#### [Task statement]
Print every entry exactly as written.
------------------------------------------------
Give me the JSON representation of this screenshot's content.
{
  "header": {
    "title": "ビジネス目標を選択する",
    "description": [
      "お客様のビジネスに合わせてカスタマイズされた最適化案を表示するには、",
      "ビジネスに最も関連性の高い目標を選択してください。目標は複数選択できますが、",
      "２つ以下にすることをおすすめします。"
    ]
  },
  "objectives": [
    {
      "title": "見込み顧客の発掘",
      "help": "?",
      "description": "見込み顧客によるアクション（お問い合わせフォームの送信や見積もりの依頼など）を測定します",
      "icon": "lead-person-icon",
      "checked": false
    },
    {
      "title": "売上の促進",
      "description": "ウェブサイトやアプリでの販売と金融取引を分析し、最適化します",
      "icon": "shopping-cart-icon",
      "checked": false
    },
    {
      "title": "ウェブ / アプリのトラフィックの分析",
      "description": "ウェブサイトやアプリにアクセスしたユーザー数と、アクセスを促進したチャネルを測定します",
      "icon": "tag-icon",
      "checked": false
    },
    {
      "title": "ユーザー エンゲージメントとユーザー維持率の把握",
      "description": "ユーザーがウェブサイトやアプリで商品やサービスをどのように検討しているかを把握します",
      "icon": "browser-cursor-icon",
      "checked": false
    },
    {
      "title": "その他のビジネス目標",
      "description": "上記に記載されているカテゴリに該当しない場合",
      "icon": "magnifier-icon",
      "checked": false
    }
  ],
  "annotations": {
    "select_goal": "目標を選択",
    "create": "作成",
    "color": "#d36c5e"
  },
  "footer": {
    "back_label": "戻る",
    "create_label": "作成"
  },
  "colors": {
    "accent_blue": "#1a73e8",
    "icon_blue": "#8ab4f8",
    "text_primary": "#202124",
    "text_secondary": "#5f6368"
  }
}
------------------------------------------------
#### [Written response]
Give me the JSON representation of this screenshot's content.
{
  "header": {
    "title": "ビジネス目標を選択する",
    "description": [
      "お客様のビジネスに合わせてカスタマイズされた最適化案を表示するには、",
      "ビジネスに最も関連性の高い目標を選択してください。目標は複数選択できますが、",
      "２つ以下にすることをおすすめします。"
    ]
  },
  "objectives": [
    {
      "title": "見込み顧客の発掘",
      "help": "?",
      "description": "見込み顧客によるアクション（お問い合わせフォームの送信や見積もりの依頼など）を測定します",
      "icon": "lead-person-icon",
      "checked": false
    },
    {
      "title": "売上の促進",
      "description": "ウェブサイトやアプリでの販売と金融取引を分析し、最適化します",
      "icon": "shopping-cart-icon",
      "checked": false
    },
    {
      "title": "ウェブ / アプリのトラフィックの分析",
      "description": "ウェブサイトやアプリにアクセスしたユーザー数と、アクセスを促進したチャネルを測定します",
      "icon": "tag-icon",
      "checked": false
    },
    {
      "title": "ユーザー エンゲージメントとユーザー維持率の把握",
      "description": "ユーザーがウェブサイトやアプリで商品やサービスをどのように検討しているかを把握します",
      "icon": "browser-cursor-icon",
      "checked": false
    },
    {
      "title": "その他のビジネス目標",
      "description": "上記に記載されているカテゴリに該当しない場合",
      "icon": "magnifier-icon",
      "checked": false
    }
  ],
  "annotations": {
    "select_goal": "目標を選択",
    "create": "作成",
    "color": "#d36c5e"
  },
  "footer": {
    "back_label": "戻る",
    "create_label": "作成"
  },
  "colors": {
    "accent_blue": "#1a73e8",
    "icon_blue": "#8ab4f8",
    "text_primary": "#202124",
    "text_secondary": "#5f6368"
  }
}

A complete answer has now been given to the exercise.